Lines of data
※ ※ ※

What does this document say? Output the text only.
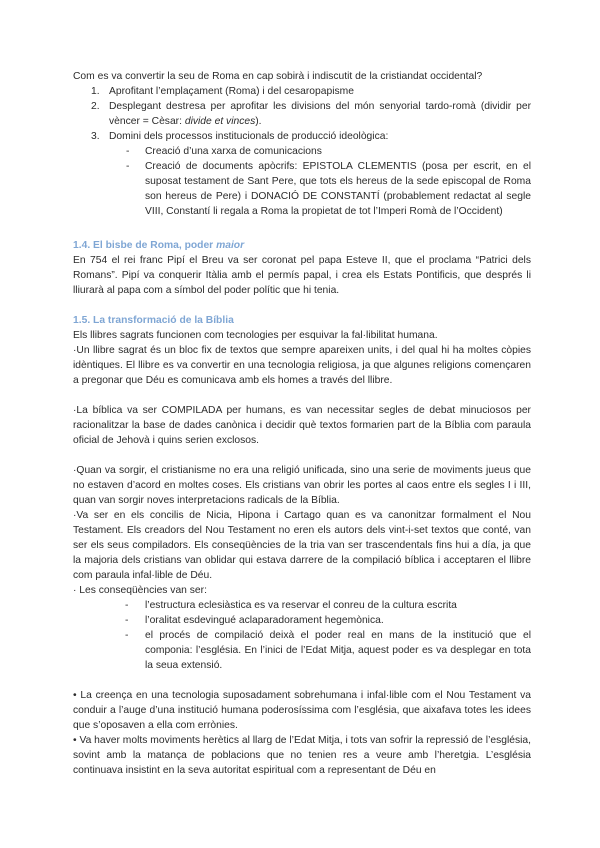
Com es va convertir la seu de Roma en cap sobirà i indiscutit de la cristiandat occidental?

1. Aprofitant l’emplaçament (Roma) i del cesaropapisme
2. Desplegant destresa per aprofitar les divisions del món senyorial tardo-romà (dividir per vèncer = Cèsar: divide et vinces).
3. Domini dels processos institucionals de producció ideològica:
- Creació d’una xarxa de comunicacions
- Creació de documents apòcrifs: EPISTOLA CLEMENTIS (posa per escrit, en el suposat testament de Sant Pere, que tots els hereus de la sede episcopal de Roma son hereus de Pere) i DONACIÓ DE CONSTANTÍ (probablement redactat al segle VIII, Constantí li regala a Roma la propietat de tot l’Imperi Romà de l’Occident)
1.4. El bisbe de Roma, poder maior

En 754 el rei franc Pipí el Breu va ser coronat pel papa Esteve II, que el proclama “Patrici dels Romans”. Pipí va conquerir Itàlia amb el permís papal, i crea els Estats Pontificis, que després li lliurarà al papa com a símbol del poder polític que hi tenia.

1.5. La transformació de la Bíblia

Els llibres sagrats funcionen com tecnologies per esquivar la fal·libilitat humana.

·Un llibre sagrat és un bloc fix de textos que sempre apareixen units, i del qual hi ha moltes còpies idèntiques. El llibre es va convertir en una tecnologia religiosa, ja que algunes religions començaren a pregonar que Déu es comunicava amb els homes a través del llibre.

·La bíblica va ser COMPILADA per humans, es van necessitar segles de debat minuciosos per racionalitzar la base de dades canònica i decidir què textos formarien part de la Bíblia com paraula oficial de Jehovà i quins serien exclosos.

·Quan va sorgir, el cristianisme no era una religió unificada, sino una serie de moviments jueus que no estaven d’acord en moltes coses. Els cristians van obrir les portes al caos entre els segles I i III, quan van sorgir noves interpretacions radicals de la Bíblia.

·Va ser en els concilis de Nicia, Hipona i Cartago quan es va canonitzar formalment el Nou Testament. Els creadors del Nou Testament no eren els autors dels vint-i-set textos que conté, van ser els seus compiladors. Els conseqüències de la tria van ser trascendentals fins hui a día, ja que la majoria dels cristians van oblidar qui estava darrere de la compilació bíblica i acceptaren el llibre com paraula infal·lible de Déu.

· Les conseqüències van ser:

- l’estructura eclesiàstica es va reservar el conreu de la cultura escrita
- l’oralitat esdevingué aclaparadorament hegemònica.
- el procés de compilació deixà el poder real en mans de la institució que el componia: l’església. En l’inici de l’Edat Mitja, aquest poder es va desplegar en tota la seua extensió.

• La creença en una tecnologia suposadament sobrehumana i infal·lible com el Nou Testament va conduir a l’auge d’una institució humana poderosíssima com l’església, que aixafava totes les idees que s’oposaven a ella com errònies.

• Va haver molts moviments herètics al llarg de l’Edat Mitja, i tots van sofrir la repressió de l’església, sovint amb la matança de poblacions que no tenien res a veure amb l’heretgia. L’església continuava insistint en la seva autoritat espiritual com a representant de Déu en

※ ※ ※

**Objective:** Copy all the records above exactly, but leave out the pictures.

**Task result:**
What does this document say? Output the text only.
Com es va convertir la seu de Roma en cap sobirà i indiscutit de la cristiandat occidental?

1. Aprofitant l’emplaçament (Roma) i del cesaropapisme
2. Desplegant destresa per aprofitar les divisions del món senyorial tardo-romà (dividir per vèncer = Cèsar: divide et vinces).
3. Domini dels processos institucionals de producció ideològica:
- Creació d’una xarxa de comunicacions
- Creació de documents apòcrifs: EPISTOLA CLEMENTIS (posa per escrit, en el suposat testament de Sant Pere, que tots els hereus de la sede episcopal de Roma son hereus de Pere) i DONACIÓ DE CONSTANTÍ (probablement redactat al segle VIII, Constantí li regala a Roma la propietat de tot l’Imperi Romà de l’Occident)
1.4. El bisbe de Roma, poder maior

En 754 el rei franc Pipí el Breu va ser coronat pel papa Esteve II, que el proclama “Patrici dels Romans”. Pipí va conquerir Itàlia amb el permís papal, i crea els Estats Pontificis, que després li lliurarà al papa com a símbol del poder polític que hi tenia.

1.5. La transformació de la Bíblia

Els llibres sagrats funcionen com tecnologies per esquivar la fal·libilitat humana.

·Un llibre sagrat és un bloc fix de textos que sempre apareixen units, i del qual hi ha moltes còpies idèntiques. El llibre es va convertir en una tecnologia religiosa, ja que algunes religions començaren a pregonar que Déu es comunicava amb els homes a través del llibre.

·La bíblica va ser COMPILADA per humans, es van necessitar segles de debat minuciosos per racionalitzar la base de dades canònica i decidir què textos formarien part de la Bíblia com paraula oficial de Jehovà i quins serien exclosos.

·Quan va sorgir, el cristianisme no era una religió unificada, sino una serie de moviments jueus que no estaven d’acord en moltes coses. Els cristians van obrir les portes al caos entre els segles I i III, quan van sorgir noves interpretacions radicals de la Bíblia.

·Va ser en els concilis de Nicia, Hipona i Cartago quan es va canonitzar formalment el Nou Testament. Els creadors del Nou Testament no eren els autors dels vint-i-set textos que conté, van ser els seus compiladors. Els conseqüències de la tria van ser trascendentals fins hui a día, ja que la majoria dels cristians van oblidar qui estava darrere de la compilació bíblica i acceptaren el llibre com paraula infal·lible de Déu.

· Les conseqüències van ser:

- l’estructura eclesiàstica es va reservar el conreu de la cultura escrita
- l’oralitat esdevingué aclaparadorament hegemònica.
- el procés de compilació deixà el poder real en mans de la institució que el componia: l’església. En l’inici de l’Edat Mitja, aquest poder es va desplegar en tota la seua extensió.

• La creença en una tecnologia suposadament sobrehumana i infal·lible com el Nou Testament va conduir a l’auge d’una institució humana poderosíssima com l’església, que aixafava totes les idees que s’oposaven a ella com errònies.

• Va haver molts moviments herètics al llarg de l’Edat Mitja, i tots van sofrir la repressió de l’església, sovint amb la matança de poblacions que no tenien res a veure amb l’heretgia. L’església continuava insistint en la seva autoritat espiritual com a representant de Déu en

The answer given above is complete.